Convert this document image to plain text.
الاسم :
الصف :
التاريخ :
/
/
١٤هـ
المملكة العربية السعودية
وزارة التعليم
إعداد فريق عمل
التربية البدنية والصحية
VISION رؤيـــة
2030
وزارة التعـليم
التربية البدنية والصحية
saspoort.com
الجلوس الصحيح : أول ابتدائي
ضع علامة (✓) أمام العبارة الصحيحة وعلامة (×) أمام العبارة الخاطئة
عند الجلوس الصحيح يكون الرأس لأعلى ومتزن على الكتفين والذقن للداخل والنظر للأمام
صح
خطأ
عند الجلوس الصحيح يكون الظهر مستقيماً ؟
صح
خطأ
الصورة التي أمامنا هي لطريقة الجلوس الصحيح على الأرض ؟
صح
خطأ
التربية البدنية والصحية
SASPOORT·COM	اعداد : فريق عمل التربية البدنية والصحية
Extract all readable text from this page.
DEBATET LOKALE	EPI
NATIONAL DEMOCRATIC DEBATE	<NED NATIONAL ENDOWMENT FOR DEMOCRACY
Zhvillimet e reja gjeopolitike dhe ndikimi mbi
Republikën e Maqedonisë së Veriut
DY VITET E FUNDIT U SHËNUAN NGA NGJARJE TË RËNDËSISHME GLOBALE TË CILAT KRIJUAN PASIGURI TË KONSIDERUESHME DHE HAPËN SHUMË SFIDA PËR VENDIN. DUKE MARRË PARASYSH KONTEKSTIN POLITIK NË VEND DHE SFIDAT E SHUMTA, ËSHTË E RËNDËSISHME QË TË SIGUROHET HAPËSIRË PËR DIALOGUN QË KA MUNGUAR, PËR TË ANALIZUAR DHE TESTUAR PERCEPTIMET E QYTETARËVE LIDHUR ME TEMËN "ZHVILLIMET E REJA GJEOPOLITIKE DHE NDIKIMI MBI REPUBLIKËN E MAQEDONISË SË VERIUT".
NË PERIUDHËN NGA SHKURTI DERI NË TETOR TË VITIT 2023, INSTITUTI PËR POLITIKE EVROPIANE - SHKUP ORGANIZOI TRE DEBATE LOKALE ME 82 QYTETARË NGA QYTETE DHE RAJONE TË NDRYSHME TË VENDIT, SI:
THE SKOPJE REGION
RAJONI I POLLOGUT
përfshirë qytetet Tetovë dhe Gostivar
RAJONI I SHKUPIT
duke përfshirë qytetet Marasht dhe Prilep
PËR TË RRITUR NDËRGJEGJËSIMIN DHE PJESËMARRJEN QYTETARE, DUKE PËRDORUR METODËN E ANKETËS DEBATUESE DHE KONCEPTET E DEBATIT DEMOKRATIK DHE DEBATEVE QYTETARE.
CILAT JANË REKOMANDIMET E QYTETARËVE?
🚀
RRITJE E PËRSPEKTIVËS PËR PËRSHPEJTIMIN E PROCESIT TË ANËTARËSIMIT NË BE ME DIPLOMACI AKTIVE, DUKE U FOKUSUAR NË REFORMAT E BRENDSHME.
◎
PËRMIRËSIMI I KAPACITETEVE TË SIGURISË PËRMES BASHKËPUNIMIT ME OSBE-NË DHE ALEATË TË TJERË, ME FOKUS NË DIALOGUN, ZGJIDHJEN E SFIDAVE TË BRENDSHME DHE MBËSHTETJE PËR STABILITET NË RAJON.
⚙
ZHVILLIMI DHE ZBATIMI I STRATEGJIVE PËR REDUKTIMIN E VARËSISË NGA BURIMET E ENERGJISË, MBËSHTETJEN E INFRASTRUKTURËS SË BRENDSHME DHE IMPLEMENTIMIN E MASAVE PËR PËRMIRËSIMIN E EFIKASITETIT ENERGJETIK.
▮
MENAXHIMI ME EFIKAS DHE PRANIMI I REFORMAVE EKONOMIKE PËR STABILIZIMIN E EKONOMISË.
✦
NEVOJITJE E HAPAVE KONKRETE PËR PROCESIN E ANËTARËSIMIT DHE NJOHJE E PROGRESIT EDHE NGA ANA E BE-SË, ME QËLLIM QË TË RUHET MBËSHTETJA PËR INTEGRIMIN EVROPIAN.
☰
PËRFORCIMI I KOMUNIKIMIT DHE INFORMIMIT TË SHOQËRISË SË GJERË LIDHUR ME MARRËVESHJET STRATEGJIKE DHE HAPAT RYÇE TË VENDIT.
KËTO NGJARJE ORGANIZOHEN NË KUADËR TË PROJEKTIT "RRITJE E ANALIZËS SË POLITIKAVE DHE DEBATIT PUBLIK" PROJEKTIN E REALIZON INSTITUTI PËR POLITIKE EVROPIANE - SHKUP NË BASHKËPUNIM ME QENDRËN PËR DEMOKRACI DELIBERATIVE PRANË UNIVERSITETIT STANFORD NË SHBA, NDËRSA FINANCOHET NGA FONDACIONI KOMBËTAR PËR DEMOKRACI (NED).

☆ ☆ ☆ ☆ ☆

[Stated task]
Using the data above, output each line exactly.

[Result below]
Convert this document image to plain text.
الاسم :
الصف :
التاريخ :
/
/
١٤هـ
المملكة العربية السعودية
وزارة التعليم
إعداد فريق عمل
التربية البدنية والصحية
VISION رؤيـــة
2030
وزارة التعـليم
التربية البدنية والصحية
saspoort.com
الجلوس الصحيح : أول ابتدائي
ضع علامة (✓) أمام العبارة الصحيحة وعلامة (×) أمام العبارة الخاطئة
عند الجلوس الصحيح يكون الرأس لأعلى ومتزن على الكتفين والذقن للداخل والنظر للأمام
صح
خطأ
عند الجلوس الصحيح يكون الظهر مستقيماً ؟
صح
خطأ
الصورة التي أمامنا هي لطريقة الجلوس الصحيح على الأرض ؟
صح
خطأ
التربية البدنية والصحية
SASPOORT·COM	اعداد : فريق عمل التربية البدنية والصحية
Extract all readable text from this page.
DEBATET LOKALE	EPI
NATIONAL DEMOCRATIC DEBATE	<NED NATIONAL ENDOWMENT FOR DEMOCRACY
Zhvillimet e reja gjeopolitike dhe ndikimi mbi
Republikën e Maqedonisë së Veriut
DY VITET E FUNDIT U SHËNUAN NGA NGJARJE TË RËNDËSISHME GLOBALE TË CILAT KRIJUAN PASIGURI TË KONSIDERUESHME DHE HAPËN SHUMË SFIDA PËR VENDIN. DUKE MARRË PARASYSH KONTEKSTIN POLITIK NË VEND DHE SFIDAT E SHUMTA, ËSHTË E RËNDËSISHME QË TË SIGUROHET HAPËSIRË PËR DIALOGUN QË KA MUNGUAR, PËR TË ANALIZUAR DHE TESTUAR PERCEPTIMET E QYTETARËVE LIDHUR ME TEMËN "ZHVILLIMET E REJA GJEOPOLITIKE DHE NDIKIMI MBI REPUBLIKËN E MAQEDONISË SË VERIUT".
NË PERIUDHËN NGA SHKURTI DERI NË TETOR TË VITIT 2023, INSTITUTI PËR POLITIKE EVROPIANE - SHKUP ORGANIZOI TRE DEBATE LOKALE ME 82 QYTETARË NGA QYTETE DHE RAJONE TË NDRYSHME TË VENDIT, SI:
THE SKOPJE REGION
RAJONI I POLLOGUT
përfshirë qytetet Tetovë dhe Gostivar
RAJONI I SHKUPIT
duke përfshirë qytetet Marasht dhe Prilep
PËR TË RRITUR NDËRGJEGJËSIMIN DHE PJESËMARRJEN QYTETARE, DUKE PËRDORUR METODËN E ANKETËS DEBATUESE DHE KONCEPTET E DEBATIT DEMOKRATIK DHE DEBATEVE QYTETARE.
CILAT JANË REKOMANDIMET E QYTETARËVE?
🚀
RRITJE E PËRSPEKTIVËS PËR PËRSHPEJTIMIN E PROCESIT TË ANËTARËSIMIT NË BE ME DIPLOMACI AKTIVE, DUKE U FOKUSUAR NË REFORMAT E BRENDSHME.
◎
PËRMIRËSIMI I KAPACITETEVE TË SIGURISË PËRMES BASHKËPUNIMIT ME OSBE-NË DHE ALEATË TË TJERË, ME FOKUS NË DIALOGUN, ZGJIDHJEN E SFIDAVE TË BRENDSHME DHE MBËSHTETJE PËR STABILITET NË RAJON.
⚙
ZHVILLIMI DHE ZBATIMI I STRATEGJIVE PËR REDUKTIMIN E VARËSISË NGA BURIMET E ENERGJISË, MBËSHTETJEN E INFRASTRUKTURËS SË BRENDSHME DHE IMPLEMENTIMIN E MASAVE PËR PËRMIRËSIMIN E EFIKASITETIT ENERGJETIK.
▮
MENAXHIMI ME EFIKAS DHE PRANIMI I REFORMAVE EKONOMIKE PËR STABILIZIMIN E EKONOMISË.
✦
NEVOJITJE E HAPAVE KONKRETE PËR PROCESIN E ANËTARËSIMIT DHE NJOHJE E PROGRESIT EDHE NGA ANA E BE-SË, ME QËLLIM QË TË RUHET MBËSHTETJA PËR INTEGRIMIN EVROPIAN.
☰
PËRFORCIMI I KOMUNIKIMIT DHE INFORMIMIT TË SHOQËRISË SË GJERË LIDHUR ME MARRËVESHJET STRATEGJIKE DHE HAPAT RYÇE TË VENDIT.
KËTO NGJARJE ORGANIZOHEN NË KUADËR TË PROJEKTIT "RRITJE E ANALIZËS SË POLITIKAVE DHE DEBATIT PUBLIK" PROJEKTIN E REALIZON INSTITUTI PËR POLITIKE EVROPIANE - SHKUP NË BASHKËPUNIM ME QENDRËN PËR DEMOKRACI DELIBERATIVE PRANË UNIVERSITETIT STANFORD NË SHBA, NDËRSA FINANCOHET NGA FONDACIONI KOMBËTAR PËR DEMOKRACI (NED).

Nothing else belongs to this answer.